REQUIREMENT:
Transcribe the material exactly. Images do not belong in the copy.

MATERIAL:

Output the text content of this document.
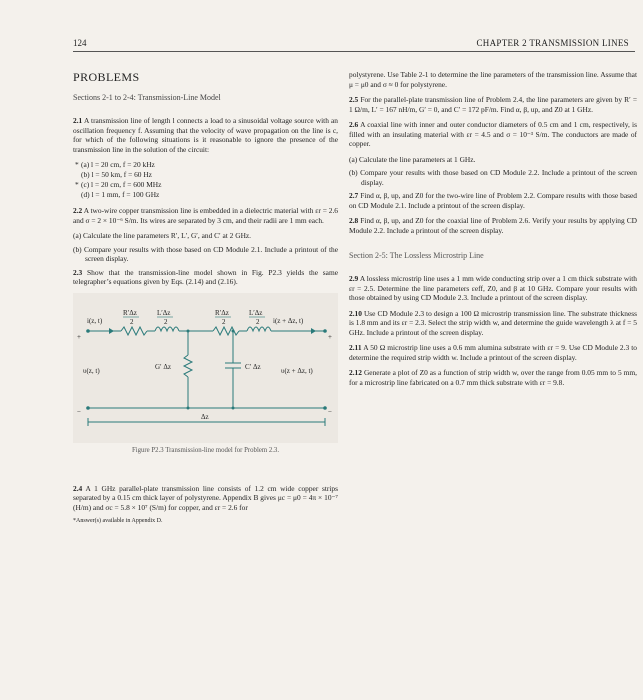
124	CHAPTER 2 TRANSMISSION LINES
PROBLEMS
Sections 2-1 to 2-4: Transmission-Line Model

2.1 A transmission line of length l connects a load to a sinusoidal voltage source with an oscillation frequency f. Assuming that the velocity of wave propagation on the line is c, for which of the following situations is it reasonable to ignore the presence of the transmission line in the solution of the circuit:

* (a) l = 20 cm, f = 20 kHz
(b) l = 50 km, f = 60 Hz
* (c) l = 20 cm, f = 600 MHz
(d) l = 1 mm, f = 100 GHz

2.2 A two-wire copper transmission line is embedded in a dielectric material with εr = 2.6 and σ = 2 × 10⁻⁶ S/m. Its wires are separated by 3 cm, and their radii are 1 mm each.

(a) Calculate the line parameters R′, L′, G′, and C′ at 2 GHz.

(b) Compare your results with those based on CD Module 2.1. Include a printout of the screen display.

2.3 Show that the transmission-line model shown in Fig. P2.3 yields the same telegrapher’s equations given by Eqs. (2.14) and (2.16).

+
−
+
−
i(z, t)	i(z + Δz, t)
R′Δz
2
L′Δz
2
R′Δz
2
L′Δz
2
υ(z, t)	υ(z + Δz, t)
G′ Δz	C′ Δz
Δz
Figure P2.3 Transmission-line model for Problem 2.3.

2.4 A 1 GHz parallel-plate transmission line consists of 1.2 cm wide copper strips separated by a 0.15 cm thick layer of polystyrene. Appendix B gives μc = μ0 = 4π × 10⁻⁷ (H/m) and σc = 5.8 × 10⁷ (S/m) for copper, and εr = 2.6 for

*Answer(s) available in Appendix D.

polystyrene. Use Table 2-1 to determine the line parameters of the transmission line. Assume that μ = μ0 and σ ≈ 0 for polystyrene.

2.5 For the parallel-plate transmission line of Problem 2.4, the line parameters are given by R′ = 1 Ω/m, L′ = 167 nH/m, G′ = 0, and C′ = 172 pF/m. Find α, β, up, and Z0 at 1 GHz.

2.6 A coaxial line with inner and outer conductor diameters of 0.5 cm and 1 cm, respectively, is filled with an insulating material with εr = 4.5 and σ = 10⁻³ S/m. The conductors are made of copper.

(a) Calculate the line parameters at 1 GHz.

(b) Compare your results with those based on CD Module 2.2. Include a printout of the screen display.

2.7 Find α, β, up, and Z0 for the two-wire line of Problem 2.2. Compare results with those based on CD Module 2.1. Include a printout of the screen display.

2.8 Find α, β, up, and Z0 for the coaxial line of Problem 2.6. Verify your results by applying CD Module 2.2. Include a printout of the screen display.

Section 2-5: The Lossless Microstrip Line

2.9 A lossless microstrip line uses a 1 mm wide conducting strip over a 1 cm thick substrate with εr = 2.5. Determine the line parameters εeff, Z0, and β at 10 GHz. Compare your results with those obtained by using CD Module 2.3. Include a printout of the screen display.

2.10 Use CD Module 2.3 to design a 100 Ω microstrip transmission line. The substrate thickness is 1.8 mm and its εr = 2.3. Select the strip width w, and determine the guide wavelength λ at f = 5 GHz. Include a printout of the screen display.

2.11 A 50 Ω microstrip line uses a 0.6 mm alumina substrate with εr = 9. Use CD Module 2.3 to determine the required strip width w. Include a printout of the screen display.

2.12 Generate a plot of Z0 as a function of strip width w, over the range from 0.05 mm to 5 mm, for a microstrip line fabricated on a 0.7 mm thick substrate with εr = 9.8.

ANSWER BELOW:
Output the text content of this document.
124	CHAPTER 2 TRANSMISSION LINES
PROBLEMS
Sections 2-1 to 2-4: Transmission-Line Model

2.1 A transmission line of length l connects a load to a sinusoidal voltage source with an oscillation frequency f. Assuming that the velocity of wave propagation on the line is c, for which of the following situations is it reasonable to ignore the presence of the transmission line in the solution of the circuit:

* (a) l = 20 cm, f = 20 kHz
(b) l = 50 km, f = 60 Hz
* (c) l = 20 cm, f = 600 MHz
(d) l = 1 mm, f = 100 GHz

2.2 A two-wire copper transmission line is embedded in a dielectric material with εr = 2.6 and σ = 2 × 10⁻⁶ S/m. Its wires are separated by 3 cm, and their radii are 1 mm each.

(a) Calculate the line parameters R′, L′, G′, and C′ at 2 GHz.

(b) Compare your results with those based on CD Module 2.1. Include a printout of the screen display.

2.3 Show that the transmission-line model shown in Fig. P2.3 yields the same telegrapher’s equations given by Eqs. (2.14) and (2.16).

+
−
+
−
i(z, t)	i(z + Δz, t)
R′Δz
2
L′Δz
2
R′Δz
2
L′Δz
2
υ(z, t)	υ(z + Δz, t)
G′ Δz	C′ Δz
Δz
Figure P2.3 Transmission-line model for Problem 2.3.

2.4 A 1 GHz parallel-plate transmission line consists of 1.2 cm wide copper strips separated by a 0.15 cm thick layer of polystyrene. Appendix B gives μc = μ0 = 4π × 10⁻⁷ (H/m) and σc = 5.8 × 10⁷ (S/m) for copper, and εr = 2.6 for

*Answer(s) available in Appendix D.

polystyrene. Use Table 2-1 to determine the line parameters of the transmission line. Assume that μ = μ0 and σ ≈ 0 for polystyrene.

2.5 For the parallel-plate transmission line of Problem 2.4, the line parameters are given by R′ = 1 Ω/m, L′ = 167 nH/m, G′ = 0, and C′ = 172 pF/m. Find α, β, up, and Z0 at 1 GHz.

2.6 A coaxial line with inner and outer conductor diameters of 0.5 cm and 1 cm, respectively, is filled with an insulating material with εr = 4.5 and σ = 10⁻³ S/m. The conductors are made of copper.

(a) Calculate the line parameters at 1 GHz.

(b) Compare your results with those based on CD Module 2.2. Include a printout of the screen display.

2.7 Find α, β, up, and Z0 for the two-wire line of Problem 2.2. Compare results with those based on CD Module 2.1. Include a printout of the screen display.

2.8 Find α, β, up, and Z0 for the coaxial line of Problem 2.6. Verify your results by applying CD Module 2.2. Include a printout of the screen display.

Section 2-5: The Lossless Microstrip Line

2.9 A lossless microstrip line uses a 1 mm wide conducting strip over a 1 cm thick substrate with εr = 2.5. Determine the line parameters εeff, Z0, and β at 10 GHz. Compare your results with those obtained by using CD Module 2.3. Include a printout of the screen display.

2.10 Use CD Module 2.3 to design a 100 Ω microstrip transmission line. The substrate thickness is 1.8 mm and its εr = 2.3. Select the strip width w, and determine the guide wavelength λ at f = 5 GHz. Include a printout of the screen display.

2.11 A 50 Ω microstrip line uses a 0.6 mm alumina substrate with εr = 9. Use CD Module 2.3 to determine the required strip width w. Include a printout of the screen display.

2.12 Generate a plot of Z0 as a function of strip width w, over the range from 0.05 mm to 5 mm, for a microstrip line fabricated on a 0.7 mm thick substrate with εr = 9.8.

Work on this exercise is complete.